### Task prompt
Reproduce each of the lines word for word.

### Extracted information
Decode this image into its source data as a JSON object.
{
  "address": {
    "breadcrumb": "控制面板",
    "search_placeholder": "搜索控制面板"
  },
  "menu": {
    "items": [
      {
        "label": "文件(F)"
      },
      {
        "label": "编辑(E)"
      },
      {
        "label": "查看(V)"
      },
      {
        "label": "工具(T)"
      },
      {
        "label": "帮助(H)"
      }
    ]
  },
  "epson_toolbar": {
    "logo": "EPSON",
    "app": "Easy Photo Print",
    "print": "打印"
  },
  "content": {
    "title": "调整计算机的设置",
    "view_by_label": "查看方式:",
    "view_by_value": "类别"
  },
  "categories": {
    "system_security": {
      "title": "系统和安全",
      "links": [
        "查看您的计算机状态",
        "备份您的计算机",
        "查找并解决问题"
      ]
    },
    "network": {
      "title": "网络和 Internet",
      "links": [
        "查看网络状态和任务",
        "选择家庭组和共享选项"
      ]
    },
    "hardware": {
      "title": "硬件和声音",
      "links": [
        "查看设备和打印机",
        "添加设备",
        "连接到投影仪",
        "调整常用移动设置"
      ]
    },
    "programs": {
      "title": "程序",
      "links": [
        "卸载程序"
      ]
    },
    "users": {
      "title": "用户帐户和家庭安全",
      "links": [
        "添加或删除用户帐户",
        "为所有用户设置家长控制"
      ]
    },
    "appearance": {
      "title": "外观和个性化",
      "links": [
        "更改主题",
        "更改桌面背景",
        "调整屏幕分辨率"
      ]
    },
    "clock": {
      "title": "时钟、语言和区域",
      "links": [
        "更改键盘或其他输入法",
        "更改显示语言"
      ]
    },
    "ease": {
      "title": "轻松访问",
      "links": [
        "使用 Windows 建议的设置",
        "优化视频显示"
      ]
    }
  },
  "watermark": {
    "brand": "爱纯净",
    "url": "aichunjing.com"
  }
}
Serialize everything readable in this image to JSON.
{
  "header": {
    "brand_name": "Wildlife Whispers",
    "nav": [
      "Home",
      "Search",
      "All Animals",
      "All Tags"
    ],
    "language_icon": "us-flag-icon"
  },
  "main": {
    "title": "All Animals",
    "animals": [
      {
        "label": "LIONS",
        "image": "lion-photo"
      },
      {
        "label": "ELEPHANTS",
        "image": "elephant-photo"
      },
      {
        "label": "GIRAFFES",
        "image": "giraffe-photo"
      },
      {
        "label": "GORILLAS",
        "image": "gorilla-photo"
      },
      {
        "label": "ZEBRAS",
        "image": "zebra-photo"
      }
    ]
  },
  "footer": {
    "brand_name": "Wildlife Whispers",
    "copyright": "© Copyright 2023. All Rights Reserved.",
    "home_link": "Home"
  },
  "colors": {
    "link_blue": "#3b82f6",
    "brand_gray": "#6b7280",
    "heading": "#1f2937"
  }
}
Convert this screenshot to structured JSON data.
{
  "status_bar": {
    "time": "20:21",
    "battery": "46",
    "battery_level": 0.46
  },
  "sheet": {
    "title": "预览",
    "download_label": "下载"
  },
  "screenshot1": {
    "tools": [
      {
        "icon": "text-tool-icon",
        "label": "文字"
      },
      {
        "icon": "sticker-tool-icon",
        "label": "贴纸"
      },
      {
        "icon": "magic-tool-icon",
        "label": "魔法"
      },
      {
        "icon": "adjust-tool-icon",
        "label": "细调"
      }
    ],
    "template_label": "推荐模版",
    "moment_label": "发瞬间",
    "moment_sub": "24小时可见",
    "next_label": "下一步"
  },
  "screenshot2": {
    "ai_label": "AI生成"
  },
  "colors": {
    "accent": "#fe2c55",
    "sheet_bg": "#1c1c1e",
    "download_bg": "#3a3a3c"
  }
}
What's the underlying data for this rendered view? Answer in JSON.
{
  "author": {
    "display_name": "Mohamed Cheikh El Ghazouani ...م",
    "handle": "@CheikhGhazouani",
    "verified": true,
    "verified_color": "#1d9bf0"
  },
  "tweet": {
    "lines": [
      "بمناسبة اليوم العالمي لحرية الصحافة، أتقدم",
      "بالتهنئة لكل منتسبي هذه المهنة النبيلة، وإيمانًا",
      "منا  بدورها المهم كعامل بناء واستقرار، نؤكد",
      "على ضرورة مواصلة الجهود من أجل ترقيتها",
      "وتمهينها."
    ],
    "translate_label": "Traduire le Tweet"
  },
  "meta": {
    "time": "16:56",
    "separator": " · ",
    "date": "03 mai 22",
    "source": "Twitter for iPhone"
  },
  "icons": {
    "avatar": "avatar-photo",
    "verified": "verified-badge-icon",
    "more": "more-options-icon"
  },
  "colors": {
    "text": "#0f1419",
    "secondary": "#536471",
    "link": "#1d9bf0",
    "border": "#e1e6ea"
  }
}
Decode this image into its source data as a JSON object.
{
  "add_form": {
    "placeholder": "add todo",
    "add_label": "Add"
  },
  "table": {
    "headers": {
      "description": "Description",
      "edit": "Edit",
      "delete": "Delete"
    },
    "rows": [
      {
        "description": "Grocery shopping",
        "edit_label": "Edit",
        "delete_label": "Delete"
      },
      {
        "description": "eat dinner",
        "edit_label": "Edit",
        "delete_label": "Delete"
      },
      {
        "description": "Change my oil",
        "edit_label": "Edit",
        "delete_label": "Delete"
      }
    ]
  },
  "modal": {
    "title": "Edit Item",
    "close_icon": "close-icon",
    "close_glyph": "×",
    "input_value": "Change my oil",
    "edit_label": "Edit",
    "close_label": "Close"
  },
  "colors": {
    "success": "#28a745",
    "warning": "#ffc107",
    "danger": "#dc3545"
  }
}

### Solved exercise
Decode this image into its source data as a JSON object.
{
  "address": {
    "breadcrumb": "控制面板",
    "search_placeholder": "搜索控制面板"
  },
  "menu": {
    "items": [
      {
        "label": "文件(F)"
      },
      {
        "label": "编辑(E)"
      },
      {
        "label": "查看(V)"
      },
      {
        "label": "工具(T)"
      },
      {
        "label": "帮助(H)"
      }
    ]
  },
  "epson_toolbar": {
    "logo": "EPSON",
    "app": "Easy Photo Print",
    "print": "打印"
  },
  "content": {
    "title": "调整计算机的设置",
    "view_by_label": "查看方式:",
    "view_by_value": "类别"
  },
  "categories": {
    "system_security": {
      "title": "系统和安全",
      "links": [
        "查看您的计算机状态",
        "备份您的计算机",
        "查找并解决问题"
      ]
    },
    "network": {
      "title": "网络和 Internet",
      "links": [
        "查看网络状态和任务",
        "选择家庭组和共享选项"
      ]
    },
    "hardware": {
      "title": "硬件和声音",
      "links": [
        "查看设备和打印机",
        "添加设备",
        "连接到投影仪",
        "调整常用移动设置"
      ]
    },
    "programs": {
      "title": "程序",
      "links": [
        "卸载程序"
      ]
    },
    "users": {
      "title": "用户帐户和家庭安全",
      "links": [
        "添加或删除用户帐户",
        "为所有用户设置家长控制"
      ]
    },
    "appearance": {
      "title": "外观和个性化",
      "links": [
        "更改主题",
        "更改桌面背景",
        "调整屏幕分辨率"
      ]
    },
    "clock": {
      "title": "时钟、语言和区域",
      "links": [
        "更改键盘或其他输入法",
        "更改显示语言"
      ]
    },
    "ease": {
      "title": "轻松访问",
      "links": [
        "使用 Windows 建议的设置",
        "优化视频显示"
      ]
    }
  },
  "watermark": {
    "brand": "爱纯净",
    "url": "aichunjing.com"
  }
}
Serialize everything readable in this image to JSON.
{
  "header": {
    "brand_name": "Wildlife Whispers",
    "nav": [
      "Home",
      "Search",
      "All Animals",
      "All Tags"
    ],
    "language_icon": "us-flag-icon"
  },
  "main": {
    "title": "All Animals",
    "animals": [
      {
        "label": "LIONS",
        "image": "lion-photo"
      },
      {
        "label": "ELEPHANTS",
        "image": "elephant-photo"
      },
      {
        "label": "GIRAFFES",
        "image": "giraffe-photo"
      },
      {
        "label": "GORILLAS",
        "image": "gorilla-photo"
      },
      {
        "label": "ZEBRAS",
        "image": "zebra-photo"
      }
    ]
  },
  "footer": {
    "brand_name": "Wildlife Whispers",
    "copyright": "© Copyright 2023. All Rights Reserved.",
    "home_link": "Home"
  },
  "colors": {
    "link_blue": "#3b82f6",
    "brand_gray": "#6b7280",
    "heading": "#1f2937"
  }
}
Convert this screenshot to structured JSON data.
{
  "status_bar": {
    "time": "20:21",
    "battery": "46",
    "battery_level": 0.46
  },
  "sheet": {
    "title": "预览",
    "download_label": "下载"
  },
  "screenshot1": {
    "tools": [
      {
        "icon": "text-tool-icon",
        "label": "文字"
      },
      {
        "icon": "sticker-tool-icon",
        "label": "贴纸"
      },
      {
        "icon": "magic-tool-icon",
        "label": "魔法"
      },
      {
        "icon": "adjust-tool-icon",
        "label": "细调"
      }
    ],
    "template_label": "推荐模版",
    "moment_label": "发瞬间",
    "moment_sub": "24小时可见",
    "next_label": "下一步"
  },
  "screenshot2": {
    "ai_label": "AI生成"
  },
  "colors": {
    "accent": "#fe2c55",
    "sheet_bg": "#1c1c1e",
    "download_bg": "#3a3a3c"
  }
}
What's the underlying data for this rendered view? Answer in JSON.
{
  "author": {
    "display_name": "Mohamed Cheikh El Ghazouani ...م",
    "handle": "@CheikhGhazouani",
    "verified": true,
    "verified_color": "#1d9bf0"
  },
  "tweet": {
    "lines": [
      "بمناسبة اليوم العالمي لحرية الصحافة، أتقدم",
      "بالتهنئة لكل منتسبي هذه المهنة النبيلة، وإيمانًا",
      "منا  بدورها المهم كعامل بناء واستقرار، نؤكد",
      "على ضرورة مواصلة الجهود من أجل ترقيتها",
      "وتمهينها."
    ],
    "translate_label": "Traduire le Tweet"
  },
  "meta": {
    "time": "16:56",
    "separator": " · ",
    "date": "03 mai 22",
    "source": "Twitter for iPhone"
  },
  "icons": {
    "avatar": "avatar-photo",
    "verified": "verified-badge-icon",
    "more": "more-options-icon"
  },
  "colors": {
    "text": "#0f1419",
    "secondary": "#536471",
    "link": "#1d9bf0",
    "border": "#e1e6ea"
  }
}
Decode this image into its source data as a JSON object.
{
  "add_form": {
    "placeholder": "add todo",
    "add_label": "Add"
  },
  "table": {
    "headers": {
      "description": "Description",
      "edit": "Edit",
      "delete": "Delete"
    },
    "rows": [
      {
        "description": "Grocery shopping",
        "edit_label": "Edit",
        "delete_label": "Delete"
      },
      {
        "description": "eat dinner",
        "edit_label": "Edit",
        "delete_label": "Delete"
      },
      {
        "description": "Change my oil",
        "edit_label": "Edit",
        "delete_label": "Delete"
      }
    ]
  },
  "modal": {
    "title": "Edit Item",
    "close_icon": "close-icon",
    "close_glyph": "×",
    "input_value": "Change my oil",
    "edit_label": "Edit",
    "close_label": "Close"
  },
  "colors": {
    "success": "#28a745",
    "warning": "#ffc107",
    "danger": "#dc3545"
  }
}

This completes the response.